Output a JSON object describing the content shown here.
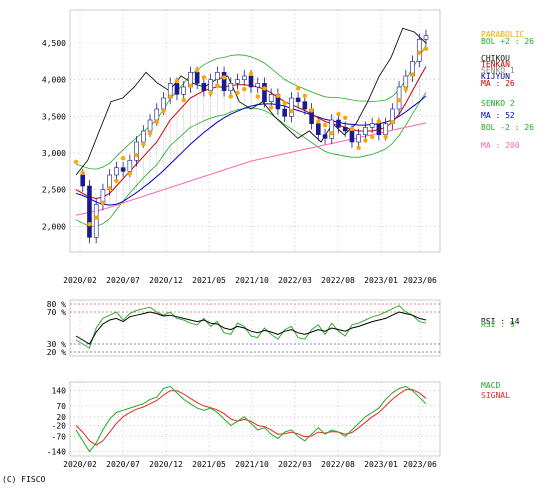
{
  "copyright": "(C) FISCO",
  "colors": {
    "price_up": "#ffffff",
    "price_down": "#1a1a8c",
    "parabolic": "#ffa500",
    "bol_band": "#22aa22",
    "chikou": "#111111",
    "tenkan": "#cc0000",
    "kijun": "#000099",
    "ma26": "#cc0000",
    "ma52": "#0000cc",
    "ma200": "#ff66aa",
    "senko": "#888888",
    "rsi14": "#000000",
    "rsi9": "#33aa33",
    "macd": "#22aa22",
    "signal": "#ee2222",
    "grid": "#aaaaaa"
  },
  "chart_data": [
    {
      "type": "line",
      "panel": "price",
      "x_ticks": [
        "2020/02",
        "2020/07",
        "2020/12",
        "2021/05",
        "2021/10",
        "2022/03",
        "2022/08",
        "2023/01",
        "2023/06"
      ],
      "y_ticks": [
        2000,
        2500,
        3000,
        3500,
        4000,
        4500
      ],
      "y_tick_labels": [
        "2,000",
        "2,500",
        "3,000",
        "3,500",
        "4,000",
        "4,500"
      ],
      "ylim": [
        1650,
        4950
      ],
      "legend": [
        {
          "label": "PARABOLIC",
          "color": "#ffa500"
        },
        {
          "label": "BOL +2 : 26",
          "color": "#22aa22"
        },
        {
          "label": "CHIKOU",
          "color": "#111111"
        },
        {
          "label": "TENKAN",
          "color": "#cc0000"
        },
        {
          "label": "SENKO 1",
          "color": "#888888"
        },
        {
          "label": "KIJYUN",
          "color": "#000099"
        },
        {
          "label": "MA : 26",
          "color": "#cc0000"
        },
        {
          "label": "SENKO 2",
          "color": "#22aa22"
        },
        {
          "label": "MA : 52",
          "color": "#0000cc"
        },
        {
          "label": "BOL -2 : 26",
          "color": "#22aa22"
        },
        {
          "label": "MA : 200",
          "color": "#ff66aa"
        }
      ],
      "price": [
        2700,
        2550,
        1850,
        2300,
        2500,
        2700,
        2800,
        2750,
        2900,
        3150,
        3300,
        3450,
        3600,
        3750,
        3950,
        3800,
        3900,
        4100,
        3950,
        3850,
        4000,
        4100,
        3850,
        3950,
        4000,
        4050,
        3900,
        3950,
        3700,
        3800,
        3600,
        3500,
        3750,
        3700,
        3600,
        3400,
        3250,
        3200,
        3450,
        3350,
        3300,
        3150,
        3250,
        3350,
        3400,
        3250,
        3400,
        3600,
        3900,
        4050,
        4250,
        4550,
        4600
      ],
      "ma26": [
        2500,
        2450,
        2400,
        2380,
        2400,
        2450,
        2550,
        2650,
        2750,
        2850,
        2950,
        3050,
        3150,
        3300,
        3450,
        3550,
        3650,
        3750,
        3800,
        3850,
        3880,
        3900,
        3900,
        3920,
        3930,
        3930,
        3920,
        3900,
        3870,
        3820,
        3760,
        3700,
        3660,
        3620,
        3580,
        3530,
        3480,
        3430,
        3400,
        3380,
        3350,
        3320,
        3300,
        3300,
        3300,
        3320,
        3350,
        3420,
        3530,
        3680,
        3850,
        4020,
        4180
      ],
      "ma52": [
        2450,
        2420,
        2380,
        2330,
        2300,
        2290,
        2300,
        2340,
        2400,
        2460,
        2530,
        2600,
        2680,
        2760,
        2850,
        2940,
        3030,
        3120,
        3200,
        3280,
        3350,
        3420,
        3480,
        3530,
        3570,
        3610,
        3640,
        3660,
        3670,
        3670,
        3660,
        3640,
        3610,
        3580,
        3550,
        3520,
        3490,
        3460,
        3440,
        3420,
        3400,
        3390,
        3380,
        3380,
        3390,
        3400,
        3420,
        3450,
        3500,
        3560,
        3630,
        3700,
        3780
      ],
      "ma200": [
        2150,
        2170,
        2190,
        2210,
        2230,
        2260,
        2290,
        2320,
        2350,
        2380,
        2410,
        2440,
        2470,
        2500,
        2530,
        2560,
        2590,
        2620,
        2650,
        2680,
        2710,
        2740,
        2770,
        2800,
        2830,
        2860,
        2890,
        2910,
        2930,
        2950,
        2970,
        2990,
        3010,
        3030,
        3050,
        3070,
        3090,
        3110,
        3130,
        3150,
        3170,
        3190,
        3210,
        3230,
        3250,
        3270,
        3290,
        3310,
        3330,
        3350,
        3370,
        3390,
        3410
      ],
      "chikou": [
        2700,
        2900,
        3300,
        3700,
        3750,
        3900,
        4100,
        3950,
        3850,
        4050,
        3950,
        3900,
        4000,
        4050,
        3700,
        3600,
        3700,
        3500,
        3350,
        3200,
        3300,
        3150,
        3400,
        3250,
        3400,
        3700,
        4050,
        4300,
        4700,
        4650,
        4500
      ]
    },
    {
      "type": "line",
      "panel": "rsi",
      "y_ticks": [
        20,
        30,
        70,
        80
      ],
      "y_tick_labels": [
        "20 %",
        "30 %",
        "70 %",
        "80 %"
      ],
      "ylim": [
        15,
        85
      ],
      "legend": [
        {
          "label": "RSI : 14",
          "color": "#000000"
        },
        {
          "label": "RSI : 9",
          "color": "#33aa33"
        }
      ],
      "rsi14": [
        40,
        35,
        30,
        45,
        55,
        60,
        62,
        58,
        64,
        66,
        68,
        70,
        68,
        65,
        66,
        64,
        62,
        60,
        58,
        60,
        56,
        55,
        50,
        48,
        52,
        50,
        46,
        44,
        47,
        45,
        42,
        46,
        48,
        44,
        42,
        45,
        48,
        46,
        50,
        48,
        46,
        50,
        52,
        55,
        58,
        60,
        62,
        66,
        70,
        68,
        66,
        62,
        60
      ],
      "rsi9": [
        35,
        30,
        25,
        50,
        62,
        66,
        70,
        60,
        68,
        72,
        74,
        76,
        70,
        66,
        70,
        62,
        60,
        56,
        54,
        62,
        52,
        58,
        44,
        42,
        56,
        52,
        40,
        38,
        50,
        42,
        36,
        48,
        52,
        38,
        36,
        48,
        54,
        42,
        56,
        46,
        40,
        54,
        56,
        60,
        64,
        66,
        70,
        74,
        78,
        70,
        66,
        58,
        56
      ]
    },
    {
      "type": "line",
      "panel": "macd",
      "y_ticks": [
        -140,
        -70,
        -20,
        20,
        70,
        140
      ],
      "y_tick_labels": [
        "-140",
        "-70",
        "-20",
        "20",
        "70",
        "140"
      ],
      "ylim": [
        -160,
        180
      ],
      "legend": [
        {
          "label": "MACD",
          "color": "#22aa22"
        },
        {
          "label": "SIGNAL",
          "color": "#ee2222"
        }
      ],
      "macd": [
        -40,
        -90,
        -140,
        -100,
        -40,
        10,
        40,
        50,
        60,
        70,
        80,
        100,
        110,
        150,
        160,
        130,
        100,
        80,
        60,
        50,
        60,
        40,
        10,
        -20,
        0,
        20,
        -10,
        -40,
        -30,
        -60,
        -80,
        -50,
        -40,
        -70,
        -90,
        -60,
        -30,
        -60,
        -40,
        -50,
        -70,
        -40,
        -10,
        20,
        40,
        60,
        100,
        130,
        150,
        160,
        140,
        110,
        80
      ],
      "signal": [
        -20,
        -50,
        -90,
        -110,
        -90,
        -50,
        -10,
        20,
        40,
        55,
        65,
        80,
        95,
        120,
        140,
        140,
        125,
        105,
        85,
        70,
        62,
        52,
        35,
        10,
        0,
        8,
        0,
        -20,
        -25,
        -40,
        -60,
        -58,
        -50,
        -58,
        -72,
        -68,
        -50,
        -55,
        -48,
        -50,
        -60,
        -52,
        -30,
        -5,
        20,
        40,
        70,
        100,
        125,
        145,
        145,
        130,
        105
      ]
    }
  ]
}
============================================================
Task requirements: Every entry above is to be set down exactly; the pictures are to be left out.

Reply:
Output a JSON object describing the content shown here.
{
  "copyright": "(C) FISCO",
  "colors": {
    "price_up": "#ffffff",
    "price_down": "#1a1a8c",
    "parabolic": "#ffa500",
    "bol_band": "#22aa22",
    "chikou": "#111111",
    "tenkan": "#cc0000",
    "kijun": "#000099",
    "ma26": "#cc0000",
    "ma52": "#0000cc",
    "ma200": "#ff66aa",
    "senko": "#888888",
    "rsi14": "#000000",
    "rsi9": "#33aa33",
    "macd": "#22aa22",
    "signal": "#ee2222",
    "grid": "#aaaaaa"
  },
  "chart_data": [
    {
      "type": "line",
      "panel": "price",
      "x_ticks": [
        "2020/02",
        "2020/07",
        "2020/12",
        "2021/05",
        "2021/10",
        "2022/03",
        "2022/08",
        "2023/01",
        "2023/06"
      ],
      "y_ticks": [
        2000,
        2500,
        3000,
        3500,
        4000,
        4500
      ],
      "y_tick_labels": [
        "2,000",
        "2,500",
        "3,000",
        "3,500",
        "4,000",
        "4,500"
      ],
      "ylim": [
        1650,
        4950
      ],
      "legend": [
        {
          "label": "PARABOLIC",
          "color": "#ffa500"
        },
        {
          "label": "BOL +2 : 26",
          "color": "#22aa22"
        },
        {
          "label": "CHIKOU",
          "color": "#111111"
        },
        {
          "label": "TENKAN",
          "color": "#cc0000"
        },
        {
          "label": "SENKO 1",
          "color": "#888888"
        },
        {
          "label": "KIJYUN",
          "color": "#000099"
        },
        {
          "label": "MA : 26",
          "color": "#cc0000"
        },
        {
          "label": "SENKO 2",
          "color": "#22aa22"
        },
        {
          "label": "MA : 52",
          "color": "#0000cc"
        },
        {
          "label": "BOL -2 : 26",
          "color": "#22aa22"
        },
        {
          "label": "MA : 200",
          "color": "#ff66aa"
        }
      ],
      "price": [
        2700,
        2550,
        1850,
        2300,
        2500,
        2700,
        2800,
        2750,
        2900,
        3150,
        3300,
        3450,
        3600,
        3750,
        3950,
        3800,
        3900,
        4100,
        3950,
        3850,
        4000,
        4100,
        3850,
        3950,
        4000,
        4050,
        3900,
        3950,
        3700,
        3800,
        3600,
        3500,
        3750,
        3700,
        3600,
        3400,
        3250,
        3200,
        3450,
        3350,
        3300,
        3150,
        3250,
        3350,
        3400,
        3250,
        3400,
        3600,
        3900,
        4050,
        4250,
        4550,
        4600
      ],
      "ma26": [
        2500,
        2450,
        2400,
        2380,
        2400,
        2450,
        2550,
        2650,
        2750,
        2850,
        2950,
        3050,
        3150,
        3300,
        3450,
        3550,
        3650,
        3750,
        3800,
        3850,
        3880,
        3900,
        3900,
        3920,
        3930,
        3930,
        3920,
        3900,
        3870,
        3820,
        3760,
        3700,
        3660,
        3620,
        3580,
        3530,
        3480,
        3430,
        3400,
        3380,
        3350,
        3320,
        3300,
        3300,
        3300,
        3320,
        3350,
        3420,
        3530,
        3680,
        3850,
        4020,
        4180
      ],
      "ma52": [
        2450,
        2420,
        2380,
        2330,
        2300,
        2290,
        2300,
        2340,
        2400,
        2460,
        2530,
        2600,
        2680,
        2760,
        2850,
        2940,
        3030,
        3120,
        3200,
        3280,
        3350,
        3420,
        3480,
        3530,
        3570,
        3610,
        3640,
        3660,
        3670,
        3670,
        3660,
        3640,
        3610,
        3580,
        3550,
        3520,
        3490,
        3460,
        3440,
        3420,
        3400,
        3390,
        3380,
        3380,
        3390,
        3400,
        3420,
        3450,
        3500,
        3560,
        3630,
        3700,
        3780
      ],
      "ma200": [
        2150,
        2170,
        2190,
        2210,
        2230,
        2260,
        2290,
        2320,
        2350,
        2380,
        2410,
        2440,
        2470,
        2500,
        2530,
        2560,
        2590,
        2620,
        2650,
        2680,
        2710,
        2740,
        2770,
        2800,
        2830,
        2860,
        2890,
        2910,
        2930,
        2950,
        2970,
        2990,
        3010,
        3030,
        3050,
        3070,
        3090,
        3110,
        3130,
        3150,
        3170,
        3190,
        3210,
        3230,
        3250,
        3270,
        3290,
        3310,
        3330,
        3350,
        3370,
        3390,
        3410
      ],
      "chikou": [
        2700,
        2900,
        3300,
        3700,
        3750,
        3900,
        4100,
        3950,
        3850,
        4050,
        3950,
        3900,
        4000,
        4050,
        3700,
        3600,
        3700,
        3500,
        3350,
        3200,
        3300,
        3150,
        3400,
        3250,
        3400,
        3700,
        4050,
        4300,
        4700,
        4650,
        4500
      ]
    },
    {
      "type": "line",
      "panel": "rsi",
      "y_ticks": [
        20,
        30,
        70,
        80
      ],
      "y_tick_labels": [
        "20 %",
        "30 %",
        "70 %",
        "80 %"
      ],
      "ylim": [
        15,
        85
      ],
      "legend": [
        {
          "label": "RSI : 14",
          "color": "#000000"
        },
        {
          "label": "RSI : 9",
          "color": "#33aa33"
        }
      ],
      "rsi14": [
        40,
        35,
        30,
        45,
        55,
        60,
        62,
        58,
        64,
        66,
        68,
        70,
        68,
        65,
        66,
        64,
        62,
        60,
        58,
        60,
        56,
        55,
        50,
        48,
        52,
        50,
        46,
        44,
        47,
        45,
        42,
        46,
        48,
        44,
        42,
        45,
        48,
        46,
        50,
        48,
        46,
        50,
        52,
        55,
        58,
        60,
        62,
        66,
        70,
        68,
        66,
        62,
        60
      ],
      "rsi9": [
        35,
        30,
        25,
        50,
        62,
        66,
        70,
        60,
        68,
        72,
        74,
        76,
        70,
        66,
        70,
        62,
        60,
        56,
        54,
        62,
        52,
        58,
        44,
        42,
        56,
        52,
        40,
        38,
        50,
        42,
        36,
        48,
        52,
        38,
        36,
        48,
        54,
        42,
        56,
        46,
        40,
        54,
        56,
        60,
        64,
        66,
        70,
        74,
        78,
        70,
        66,
        58,
        56
      ]
    },
    {
      "type": "line",
      "panel": "macd",
      "y_ticks": [
        -140,
        -70,
        -20,
        20,
        70,
        140
      ],
      "y_tick_labels": [
        "-140",
        "-70",
        "-20",
        "20",
        "70",
        "140"
      ],
      "ylim": [
        -160,
        180
      ],
      "legend": [
        {
          "label": "MACD",
          "color": "#22aa22"
        },
        {
          "label": "SIGNAL",
          "color": "#ee2222"
        }
      ],
      "macd": [
        -40,
        -90,
        -140,
        -100,
        -40,
        10,
        40,
        50,
        60,
        70,
        80,
        100,
        110,
        150,
        160,
        130,
        100,
        80,
        60,
        50,
        60,
        40,
        10,
        -20,
        0,
        20,
        -10,
        -40,
        -30,
        -60,
        -80,
        -50,
        -40,
        -70,
        -90,
        -60,
        -30,
        -60,
        -40,
        -50,
        -70,
        -40,
        -10,
        20,
        40,
        60,
        100,
        130,
        150,
        160,
        140,
        110,
        80
      ],
      "signal": [
        -20,
        -50,
        -90,
        -110,
        -90,
        -50,
        -10,
        20,
        40,
        55,
        65,
        80,
        95,
        120,
        140,
        140,
        125,
        105,
        85,
        70,
        62,
        52,
        35,
        10,
        0,
        8,
        0,
        -20,
        -25,
        -40,
        -60,
        -58,
        -50,
        -58,
        -72,
        -68,
        -50,
        -55,
        -48,
        -50,
        -60,
        -52,
        -30,
        -5,
        20,
        40,
        70,
        100,
        125,
        145,
        145,
        130,
        105
      ]
    }
  ]
}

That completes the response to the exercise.